%%

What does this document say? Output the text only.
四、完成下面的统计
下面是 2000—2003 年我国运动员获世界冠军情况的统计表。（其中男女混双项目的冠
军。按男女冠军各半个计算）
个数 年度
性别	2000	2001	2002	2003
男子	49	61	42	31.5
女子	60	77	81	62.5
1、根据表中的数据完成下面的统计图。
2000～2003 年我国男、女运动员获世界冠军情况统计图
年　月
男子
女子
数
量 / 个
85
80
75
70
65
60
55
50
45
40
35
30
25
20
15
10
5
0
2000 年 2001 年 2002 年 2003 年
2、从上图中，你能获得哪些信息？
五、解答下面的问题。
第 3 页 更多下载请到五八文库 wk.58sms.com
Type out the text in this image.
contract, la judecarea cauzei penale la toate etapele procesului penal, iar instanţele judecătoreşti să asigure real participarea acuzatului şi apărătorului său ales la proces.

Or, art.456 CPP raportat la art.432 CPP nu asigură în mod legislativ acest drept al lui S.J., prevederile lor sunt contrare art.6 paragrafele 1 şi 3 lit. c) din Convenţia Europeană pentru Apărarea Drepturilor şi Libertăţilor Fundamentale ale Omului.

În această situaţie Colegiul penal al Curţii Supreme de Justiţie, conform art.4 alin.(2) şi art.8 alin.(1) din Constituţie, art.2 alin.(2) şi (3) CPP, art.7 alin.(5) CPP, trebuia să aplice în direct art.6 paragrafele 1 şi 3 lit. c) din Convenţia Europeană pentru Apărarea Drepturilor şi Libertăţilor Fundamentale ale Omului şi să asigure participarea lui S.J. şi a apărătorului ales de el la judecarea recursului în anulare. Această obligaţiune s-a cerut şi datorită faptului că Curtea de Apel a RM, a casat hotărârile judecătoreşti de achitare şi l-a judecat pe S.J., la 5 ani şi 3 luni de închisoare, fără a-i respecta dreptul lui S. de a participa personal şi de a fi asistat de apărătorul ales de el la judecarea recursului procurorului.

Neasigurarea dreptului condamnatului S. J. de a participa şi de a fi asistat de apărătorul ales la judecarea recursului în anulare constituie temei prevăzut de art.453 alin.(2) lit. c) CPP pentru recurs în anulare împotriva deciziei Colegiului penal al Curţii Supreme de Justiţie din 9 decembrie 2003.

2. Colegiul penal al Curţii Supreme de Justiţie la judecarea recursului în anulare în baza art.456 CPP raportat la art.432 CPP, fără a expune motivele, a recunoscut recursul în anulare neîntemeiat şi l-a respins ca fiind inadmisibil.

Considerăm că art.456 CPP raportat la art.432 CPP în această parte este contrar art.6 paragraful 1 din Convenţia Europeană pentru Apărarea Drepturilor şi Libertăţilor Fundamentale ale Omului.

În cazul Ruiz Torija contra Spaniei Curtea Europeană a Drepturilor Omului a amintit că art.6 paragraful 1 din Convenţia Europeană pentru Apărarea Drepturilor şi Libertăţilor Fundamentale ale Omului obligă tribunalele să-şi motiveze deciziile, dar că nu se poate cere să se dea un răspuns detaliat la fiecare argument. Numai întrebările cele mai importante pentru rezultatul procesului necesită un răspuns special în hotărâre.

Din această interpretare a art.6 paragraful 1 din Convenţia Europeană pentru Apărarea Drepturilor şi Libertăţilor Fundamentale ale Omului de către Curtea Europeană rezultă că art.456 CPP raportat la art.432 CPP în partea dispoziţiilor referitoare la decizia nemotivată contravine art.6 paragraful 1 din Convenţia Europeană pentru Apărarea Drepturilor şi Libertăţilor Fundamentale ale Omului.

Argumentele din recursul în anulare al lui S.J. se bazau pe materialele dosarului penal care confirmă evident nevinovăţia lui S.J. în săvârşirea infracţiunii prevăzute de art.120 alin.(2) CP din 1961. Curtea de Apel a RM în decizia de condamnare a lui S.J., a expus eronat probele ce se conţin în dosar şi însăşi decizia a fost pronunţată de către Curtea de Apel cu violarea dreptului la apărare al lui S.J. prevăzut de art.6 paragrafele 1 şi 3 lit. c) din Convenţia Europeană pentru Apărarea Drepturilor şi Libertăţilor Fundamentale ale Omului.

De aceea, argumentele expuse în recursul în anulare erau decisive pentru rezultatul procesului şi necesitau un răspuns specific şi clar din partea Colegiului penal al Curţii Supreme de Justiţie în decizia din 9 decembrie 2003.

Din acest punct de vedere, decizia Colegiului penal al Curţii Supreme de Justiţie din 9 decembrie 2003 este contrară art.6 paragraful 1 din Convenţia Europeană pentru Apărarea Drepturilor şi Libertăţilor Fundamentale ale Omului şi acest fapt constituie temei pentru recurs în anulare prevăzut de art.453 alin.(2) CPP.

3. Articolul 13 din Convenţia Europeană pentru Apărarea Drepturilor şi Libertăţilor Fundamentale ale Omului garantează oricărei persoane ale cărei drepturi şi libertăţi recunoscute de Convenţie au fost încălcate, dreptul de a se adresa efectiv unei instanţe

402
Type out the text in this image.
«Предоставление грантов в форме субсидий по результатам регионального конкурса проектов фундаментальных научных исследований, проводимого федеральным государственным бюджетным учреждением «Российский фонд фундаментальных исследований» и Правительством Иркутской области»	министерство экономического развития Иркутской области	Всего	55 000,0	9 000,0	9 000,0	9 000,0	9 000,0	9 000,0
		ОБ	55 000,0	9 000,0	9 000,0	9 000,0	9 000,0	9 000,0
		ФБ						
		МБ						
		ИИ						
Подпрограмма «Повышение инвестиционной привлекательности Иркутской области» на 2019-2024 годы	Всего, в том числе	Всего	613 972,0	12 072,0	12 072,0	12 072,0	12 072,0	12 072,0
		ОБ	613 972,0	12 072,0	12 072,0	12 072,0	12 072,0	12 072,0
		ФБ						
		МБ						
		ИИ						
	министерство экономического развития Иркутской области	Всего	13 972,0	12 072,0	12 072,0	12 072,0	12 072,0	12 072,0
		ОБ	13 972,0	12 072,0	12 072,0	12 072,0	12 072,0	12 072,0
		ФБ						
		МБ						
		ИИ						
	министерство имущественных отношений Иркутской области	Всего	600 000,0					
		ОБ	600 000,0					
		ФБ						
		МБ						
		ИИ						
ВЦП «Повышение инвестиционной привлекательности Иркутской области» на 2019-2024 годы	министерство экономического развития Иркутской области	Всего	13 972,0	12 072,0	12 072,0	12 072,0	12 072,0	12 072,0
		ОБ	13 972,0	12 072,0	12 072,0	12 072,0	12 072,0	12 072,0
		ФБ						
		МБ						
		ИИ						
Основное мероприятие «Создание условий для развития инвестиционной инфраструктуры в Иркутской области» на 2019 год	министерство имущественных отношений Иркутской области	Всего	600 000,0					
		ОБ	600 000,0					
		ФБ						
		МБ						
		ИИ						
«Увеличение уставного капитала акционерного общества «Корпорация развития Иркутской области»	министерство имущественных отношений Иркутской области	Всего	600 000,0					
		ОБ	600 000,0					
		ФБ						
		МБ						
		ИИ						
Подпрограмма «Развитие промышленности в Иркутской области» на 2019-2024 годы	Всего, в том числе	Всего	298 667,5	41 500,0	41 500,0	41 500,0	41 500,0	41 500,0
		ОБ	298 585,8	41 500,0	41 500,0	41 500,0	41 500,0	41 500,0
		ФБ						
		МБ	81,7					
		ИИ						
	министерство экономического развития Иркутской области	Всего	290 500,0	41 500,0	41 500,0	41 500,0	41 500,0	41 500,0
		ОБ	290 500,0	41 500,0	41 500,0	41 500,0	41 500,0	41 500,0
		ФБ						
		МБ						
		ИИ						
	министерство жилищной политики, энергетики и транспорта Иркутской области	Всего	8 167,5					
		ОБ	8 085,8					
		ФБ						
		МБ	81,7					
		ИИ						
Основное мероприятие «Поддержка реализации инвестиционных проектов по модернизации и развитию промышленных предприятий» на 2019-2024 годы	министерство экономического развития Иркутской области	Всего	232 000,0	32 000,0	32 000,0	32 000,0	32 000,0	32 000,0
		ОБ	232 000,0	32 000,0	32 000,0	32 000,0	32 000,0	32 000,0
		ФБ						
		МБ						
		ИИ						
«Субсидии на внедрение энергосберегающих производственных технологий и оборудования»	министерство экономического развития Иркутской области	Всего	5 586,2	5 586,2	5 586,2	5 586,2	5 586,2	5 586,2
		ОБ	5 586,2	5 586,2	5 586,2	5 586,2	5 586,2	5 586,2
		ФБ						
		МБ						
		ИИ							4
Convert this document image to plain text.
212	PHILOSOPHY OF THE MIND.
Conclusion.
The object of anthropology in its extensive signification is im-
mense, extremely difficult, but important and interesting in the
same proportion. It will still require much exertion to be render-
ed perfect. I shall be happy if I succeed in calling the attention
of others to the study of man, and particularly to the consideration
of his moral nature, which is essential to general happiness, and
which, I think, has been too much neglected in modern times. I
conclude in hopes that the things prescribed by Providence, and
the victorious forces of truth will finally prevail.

%%

**TASK DIRECTIONS**: Count how many lines above contain the word "constituie". Reply with the number alone.

**WRITTEN SOLUTION**: 2